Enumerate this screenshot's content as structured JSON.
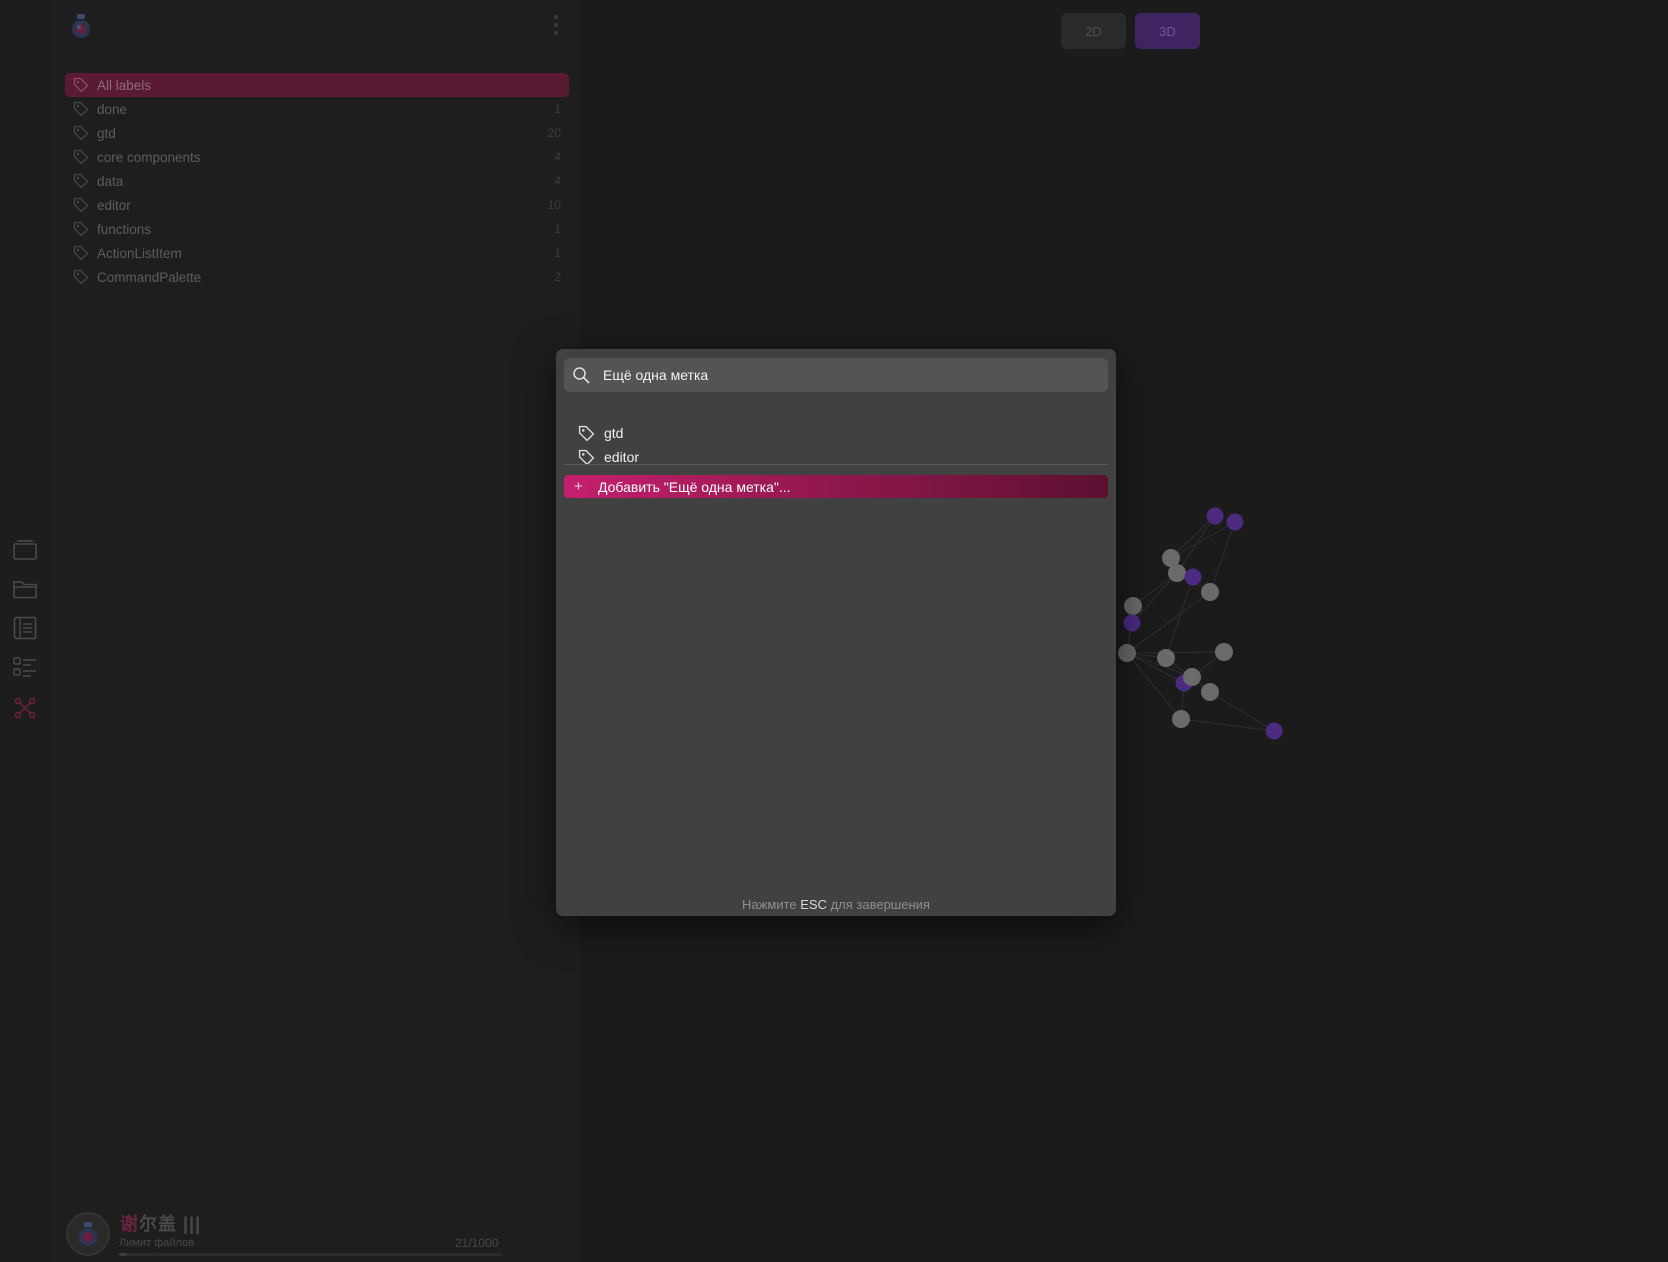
{
  "view_toggle": {
    "btn_2d": "2D",
    "btn_3d": "3D",
    "active": "3D"
  },
  "labels": {
    "items": [
      {
        "name": "All labels",
        "count": "",
        "active": true
      },
      {
        "name": "done",
        "count": "1"
      },
      {
        "name": "gtd",
        "count": "20"
      },
      {
        "name": "core components",
        "count": "4"
      },
      {
        "name": "data",
        "count": "4"
      },
      {
        "name": "editor",
        "count": "10"
      },
      {
        "name": "functions",
        "count": "1"
      },
      {
        "name": "ActionListItem",
        "count": "1"
      },
      {
        "name": "CommandPalette",
        "count": "2"
      }
    ]
  },
  "rail": {
    "icons": [
      "inbox-icon",
      "folder-icon",
      "notes-list-icon",
      "checklist-icon",
      "graph-icon"
    ]
  },
  "footer": {
    "name_accent": "谢",
    "name_rest": "尔盖 |||",
    "limit_label": "Лимит файлов",
    "limit_count": "21/1000",
    "limit_fraction": 0.021
  },
  "modal": {
    "search_value": "Ещё одна метка",
    "suggestions": [
      "gtd",
      "editor"
    ],
    "add_label": "Добавить \"Ещё одна метка\"...",
    "hint_prefix": "Нажмите",
    "hint_key": "ESC",
    "hint_suffix": "для завершения"
  },
  "colors": {
    "accent": "#c51f6e",
    "graph_node": "#6a6a6a",
    "graph_node_alt": "#4b2a80",
    "toggle_active": "#3e2460"
  }
}
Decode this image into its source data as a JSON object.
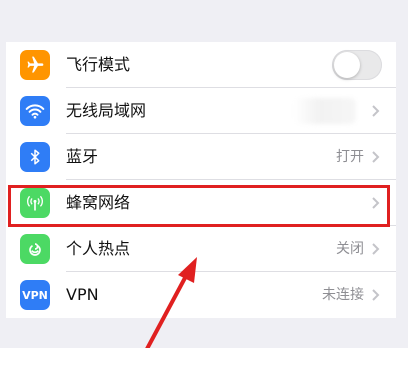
{
  "settings": {
    "items": [
      {
        "label": "飞行模式",
        "icon": "airplane-icon",
        "color": "#ff9500",
        "value": ""
      },
      {
        "label": "无线局域网",
        "icon": "wifi-icon",
        "color": "#2f7df6",
        "value": ""
      },
      {
        "label": "蓝牙",
        "icon": "bluetooth-icon",
        "color": "#2f7df6",
        "value": "打开"
      },
      {
        "label": "蜂窝网络",
        "icon": "antenna-icon",
        "color": "#4cd964",
        "value": ""
      },
      {
        "label": "个人热点",
        "icon": "hotspot-icon",
        "color": "#4cd964",
        "value": "关闭"
      },
      {
        "label": "VPN",
        "icon": "vpn-icon",
        "color": "#2f7df6",
        "value": "未连接",
        "icon_text": "VPN"
      }
    ]
  },
  "annotation": {
    "highlight_color": "#e02020"
  }
}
════════════════════
**Exercise details:** Only lines with the word "data" are wanted, so copy each one from the records.

**Expected answer:**
        "name": "data",
Decode this image into its source data as a JSON object.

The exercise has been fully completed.